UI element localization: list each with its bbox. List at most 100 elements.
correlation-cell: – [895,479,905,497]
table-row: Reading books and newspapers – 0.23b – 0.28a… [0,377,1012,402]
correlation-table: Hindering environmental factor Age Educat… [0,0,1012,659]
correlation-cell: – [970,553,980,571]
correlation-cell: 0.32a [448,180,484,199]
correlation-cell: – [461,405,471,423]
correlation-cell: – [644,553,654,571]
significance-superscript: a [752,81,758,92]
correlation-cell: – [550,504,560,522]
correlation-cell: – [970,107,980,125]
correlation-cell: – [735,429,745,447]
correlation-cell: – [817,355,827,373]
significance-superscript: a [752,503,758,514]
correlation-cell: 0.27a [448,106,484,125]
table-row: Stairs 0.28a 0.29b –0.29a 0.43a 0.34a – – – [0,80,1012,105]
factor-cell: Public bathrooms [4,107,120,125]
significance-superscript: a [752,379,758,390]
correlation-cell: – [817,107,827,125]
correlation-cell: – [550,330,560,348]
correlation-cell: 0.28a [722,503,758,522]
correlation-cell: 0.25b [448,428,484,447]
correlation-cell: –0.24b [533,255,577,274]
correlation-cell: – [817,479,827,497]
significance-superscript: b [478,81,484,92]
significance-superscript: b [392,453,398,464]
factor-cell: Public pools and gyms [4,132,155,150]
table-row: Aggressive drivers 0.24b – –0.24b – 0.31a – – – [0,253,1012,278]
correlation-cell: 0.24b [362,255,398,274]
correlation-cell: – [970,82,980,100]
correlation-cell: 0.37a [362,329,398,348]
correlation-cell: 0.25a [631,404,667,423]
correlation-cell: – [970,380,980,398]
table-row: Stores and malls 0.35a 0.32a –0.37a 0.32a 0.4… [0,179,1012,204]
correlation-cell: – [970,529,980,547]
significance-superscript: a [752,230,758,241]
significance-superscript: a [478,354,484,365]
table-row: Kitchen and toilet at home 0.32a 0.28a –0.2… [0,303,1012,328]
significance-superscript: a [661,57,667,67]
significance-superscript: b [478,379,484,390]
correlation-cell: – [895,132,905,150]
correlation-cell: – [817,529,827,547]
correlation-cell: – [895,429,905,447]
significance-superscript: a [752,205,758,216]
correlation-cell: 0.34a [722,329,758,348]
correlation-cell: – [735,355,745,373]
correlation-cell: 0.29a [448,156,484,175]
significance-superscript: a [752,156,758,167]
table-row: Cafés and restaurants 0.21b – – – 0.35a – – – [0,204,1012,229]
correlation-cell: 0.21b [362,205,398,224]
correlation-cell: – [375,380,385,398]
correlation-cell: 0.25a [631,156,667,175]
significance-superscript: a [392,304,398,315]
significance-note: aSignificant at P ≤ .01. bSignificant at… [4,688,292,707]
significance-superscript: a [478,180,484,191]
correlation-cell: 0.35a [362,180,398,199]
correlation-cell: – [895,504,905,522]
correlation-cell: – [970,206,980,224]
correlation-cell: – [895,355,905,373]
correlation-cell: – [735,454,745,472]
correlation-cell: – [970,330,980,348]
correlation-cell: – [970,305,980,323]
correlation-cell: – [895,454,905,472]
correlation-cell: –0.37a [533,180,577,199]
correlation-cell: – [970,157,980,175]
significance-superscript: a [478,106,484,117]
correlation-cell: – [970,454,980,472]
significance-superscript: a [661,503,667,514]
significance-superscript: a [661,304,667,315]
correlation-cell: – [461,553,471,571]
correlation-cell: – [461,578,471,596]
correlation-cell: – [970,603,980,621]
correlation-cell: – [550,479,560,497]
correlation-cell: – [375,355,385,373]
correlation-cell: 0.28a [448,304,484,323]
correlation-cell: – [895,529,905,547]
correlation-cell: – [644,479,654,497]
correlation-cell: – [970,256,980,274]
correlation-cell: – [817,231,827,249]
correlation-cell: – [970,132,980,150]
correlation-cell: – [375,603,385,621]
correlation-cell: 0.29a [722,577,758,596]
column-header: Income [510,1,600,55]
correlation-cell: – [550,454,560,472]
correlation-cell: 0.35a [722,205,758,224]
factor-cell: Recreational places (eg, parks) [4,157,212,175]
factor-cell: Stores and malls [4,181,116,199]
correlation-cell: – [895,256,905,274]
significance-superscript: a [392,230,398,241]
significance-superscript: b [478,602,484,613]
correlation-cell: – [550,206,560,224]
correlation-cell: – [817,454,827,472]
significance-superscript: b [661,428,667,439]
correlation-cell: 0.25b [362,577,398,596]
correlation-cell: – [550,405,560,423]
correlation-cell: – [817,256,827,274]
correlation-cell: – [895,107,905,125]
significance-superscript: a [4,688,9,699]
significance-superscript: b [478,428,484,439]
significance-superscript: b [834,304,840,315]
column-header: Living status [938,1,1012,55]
- - - - -
> [Set problem]:
Copy the records word for word from the first line through the line that contains "correlation-cell: 0.27a [448,106,484,125]", including both of those lines.

> [Task answer]:
UI element localization: list each with its bbox. List at most 100 elements.
correlation-cell: – [895,479,905,497]
table-row: Reading books and newspapers – 0.23b – 0.28a… [0,377,1012,402]
correlation-table: Hindering environmental factor Age Educat… [0,0,1012,659]
correlation-cell: – [970,553,980,571]
correlation-cell: 0.32a [448,180,484,199]
correlation-cell: – [461,405,471,423]
correlation-cell: – [644,553,654,571]
significance-superscript: a [752,81,758,92]
correlation-cell: – [550,504,560,522]
correlation-cell: – [970,107,980,125]
correlation-cell: – [735,429,745,447]
correlation-cell: – [817,355,827,373]
significance-superscript: a [752,503,758,514]
correlation-cell: 0.27a [448,106,484,125]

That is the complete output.